• TASK BRIEF: Check each line below for the word "source" and give the number of lines that have it, nothing more.

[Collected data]
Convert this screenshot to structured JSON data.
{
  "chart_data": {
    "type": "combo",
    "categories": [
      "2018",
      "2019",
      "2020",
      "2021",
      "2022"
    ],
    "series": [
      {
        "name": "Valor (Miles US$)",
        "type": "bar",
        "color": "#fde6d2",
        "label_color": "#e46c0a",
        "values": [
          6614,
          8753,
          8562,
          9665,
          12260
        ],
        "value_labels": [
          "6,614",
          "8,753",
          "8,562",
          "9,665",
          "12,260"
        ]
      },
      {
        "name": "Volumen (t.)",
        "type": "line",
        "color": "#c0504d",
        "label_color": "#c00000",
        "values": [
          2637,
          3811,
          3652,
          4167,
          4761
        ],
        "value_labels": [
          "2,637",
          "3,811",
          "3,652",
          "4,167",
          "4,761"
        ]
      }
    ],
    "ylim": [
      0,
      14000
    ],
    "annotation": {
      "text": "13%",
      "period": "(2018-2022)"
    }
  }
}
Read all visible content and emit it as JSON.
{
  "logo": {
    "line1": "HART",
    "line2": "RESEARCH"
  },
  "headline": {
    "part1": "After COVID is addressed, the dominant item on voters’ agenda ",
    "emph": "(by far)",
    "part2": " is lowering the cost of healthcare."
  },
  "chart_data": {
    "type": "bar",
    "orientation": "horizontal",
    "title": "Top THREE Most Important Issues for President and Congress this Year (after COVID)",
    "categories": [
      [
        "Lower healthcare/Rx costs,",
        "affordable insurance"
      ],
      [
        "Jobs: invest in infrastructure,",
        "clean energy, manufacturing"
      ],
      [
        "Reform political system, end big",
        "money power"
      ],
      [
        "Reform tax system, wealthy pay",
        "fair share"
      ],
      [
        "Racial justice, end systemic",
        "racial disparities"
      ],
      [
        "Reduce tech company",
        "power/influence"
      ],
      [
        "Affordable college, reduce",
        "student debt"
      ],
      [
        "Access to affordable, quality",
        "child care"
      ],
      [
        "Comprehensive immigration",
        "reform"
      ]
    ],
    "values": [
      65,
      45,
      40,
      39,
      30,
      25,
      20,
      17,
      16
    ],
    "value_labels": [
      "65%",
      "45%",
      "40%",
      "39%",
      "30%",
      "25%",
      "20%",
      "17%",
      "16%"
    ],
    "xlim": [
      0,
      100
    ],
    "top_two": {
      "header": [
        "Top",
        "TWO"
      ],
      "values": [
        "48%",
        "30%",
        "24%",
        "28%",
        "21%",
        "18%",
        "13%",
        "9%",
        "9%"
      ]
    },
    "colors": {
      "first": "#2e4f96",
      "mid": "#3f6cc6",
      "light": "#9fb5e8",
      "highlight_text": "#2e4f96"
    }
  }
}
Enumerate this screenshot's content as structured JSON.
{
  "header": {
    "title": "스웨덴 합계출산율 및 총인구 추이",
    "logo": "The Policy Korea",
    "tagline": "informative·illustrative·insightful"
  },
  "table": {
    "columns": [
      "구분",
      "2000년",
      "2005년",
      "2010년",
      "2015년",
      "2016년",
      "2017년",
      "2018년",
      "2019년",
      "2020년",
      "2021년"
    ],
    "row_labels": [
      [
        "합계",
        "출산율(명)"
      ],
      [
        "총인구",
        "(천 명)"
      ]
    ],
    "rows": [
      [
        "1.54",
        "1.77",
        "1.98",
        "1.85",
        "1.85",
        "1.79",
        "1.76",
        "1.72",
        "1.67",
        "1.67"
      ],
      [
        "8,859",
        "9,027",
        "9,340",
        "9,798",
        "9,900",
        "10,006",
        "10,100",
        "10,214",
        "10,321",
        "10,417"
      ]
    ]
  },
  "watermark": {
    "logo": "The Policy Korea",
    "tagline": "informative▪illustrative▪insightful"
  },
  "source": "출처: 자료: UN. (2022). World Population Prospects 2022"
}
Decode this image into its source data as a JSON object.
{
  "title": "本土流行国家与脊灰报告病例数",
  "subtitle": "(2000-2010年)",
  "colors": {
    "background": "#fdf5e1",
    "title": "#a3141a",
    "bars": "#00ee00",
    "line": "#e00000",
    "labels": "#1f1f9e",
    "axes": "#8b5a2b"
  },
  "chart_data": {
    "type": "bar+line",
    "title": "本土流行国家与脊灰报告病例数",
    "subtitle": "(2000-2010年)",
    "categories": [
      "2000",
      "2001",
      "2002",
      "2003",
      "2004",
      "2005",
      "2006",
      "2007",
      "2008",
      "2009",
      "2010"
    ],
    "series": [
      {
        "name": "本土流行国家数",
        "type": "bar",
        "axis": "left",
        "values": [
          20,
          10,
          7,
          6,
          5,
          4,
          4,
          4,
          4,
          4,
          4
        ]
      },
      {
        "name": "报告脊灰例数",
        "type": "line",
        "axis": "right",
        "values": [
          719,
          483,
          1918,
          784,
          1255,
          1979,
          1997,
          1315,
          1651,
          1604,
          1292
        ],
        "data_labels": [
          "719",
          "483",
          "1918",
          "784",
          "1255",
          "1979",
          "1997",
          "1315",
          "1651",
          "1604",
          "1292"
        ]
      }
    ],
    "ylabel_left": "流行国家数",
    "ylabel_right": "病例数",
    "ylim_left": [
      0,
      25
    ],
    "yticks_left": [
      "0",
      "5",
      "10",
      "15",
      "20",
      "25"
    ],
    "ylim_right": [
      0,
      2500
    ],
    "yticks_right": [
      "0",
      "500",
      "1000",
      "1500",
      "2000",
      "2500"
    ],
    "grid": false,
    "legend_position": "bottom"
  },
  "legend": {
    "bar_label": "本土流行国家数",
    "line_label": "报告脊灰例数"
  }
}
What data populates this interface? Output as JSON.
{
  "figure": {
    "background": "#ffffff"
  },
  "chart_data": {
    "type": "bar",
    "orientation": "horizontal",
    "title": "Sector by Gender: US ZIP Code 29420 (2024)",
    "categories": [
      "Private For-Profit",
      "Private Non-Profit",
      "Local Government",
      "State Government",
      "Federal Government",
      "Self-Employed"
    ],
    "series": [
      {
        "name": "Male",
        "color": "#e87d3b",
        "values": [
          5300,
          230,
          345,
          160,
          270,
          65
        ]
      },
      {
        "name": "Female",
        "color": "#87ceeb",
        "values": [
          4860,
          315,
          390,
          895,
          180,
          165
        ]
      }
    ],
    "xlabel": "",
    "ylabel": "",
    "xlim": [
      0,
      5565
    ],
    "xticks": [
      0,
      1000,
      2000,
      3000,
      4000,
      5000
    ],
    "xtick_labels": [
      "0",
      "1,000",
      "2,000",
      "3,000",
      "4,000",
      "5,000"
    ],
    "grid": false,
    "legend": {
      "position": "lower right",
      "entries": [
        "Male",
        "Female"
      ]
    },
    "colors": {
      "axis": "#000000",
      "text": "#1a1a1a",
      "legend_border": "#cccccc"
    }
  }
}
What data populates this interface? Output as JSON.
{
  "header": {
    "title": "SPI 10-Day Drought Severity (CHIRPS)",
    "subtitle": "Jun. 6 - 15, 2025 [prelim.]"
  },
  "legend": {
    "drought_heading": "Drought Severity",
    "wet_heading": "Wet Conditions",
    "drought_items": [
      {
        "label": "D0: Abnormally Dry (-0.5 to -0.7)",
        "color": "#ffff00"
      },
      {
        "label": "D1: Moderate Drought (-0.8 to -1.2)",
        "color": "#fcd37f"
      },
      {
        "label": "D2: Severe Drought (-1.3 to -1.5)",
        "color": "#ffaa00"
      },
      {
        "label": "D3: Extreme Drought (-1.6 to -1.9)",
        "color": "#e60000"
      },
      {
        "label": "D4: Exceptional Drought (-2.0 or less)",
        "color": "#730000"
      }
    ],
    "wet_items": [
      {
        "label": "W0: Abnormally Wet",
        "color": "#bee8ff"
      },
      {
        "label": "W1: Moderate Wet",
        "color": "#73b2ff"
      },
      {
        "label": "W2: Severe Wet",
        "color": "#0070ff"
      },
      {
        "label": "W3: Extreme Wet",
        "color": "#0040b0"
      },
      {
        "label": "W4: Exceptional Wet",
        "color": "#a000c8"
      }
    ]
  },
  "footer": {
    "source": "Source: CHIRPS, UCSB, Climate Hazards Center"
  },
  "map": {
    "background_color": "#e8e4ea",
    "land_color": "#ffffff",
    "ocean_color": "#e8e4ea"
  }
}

• WORKED SOLUTION: 3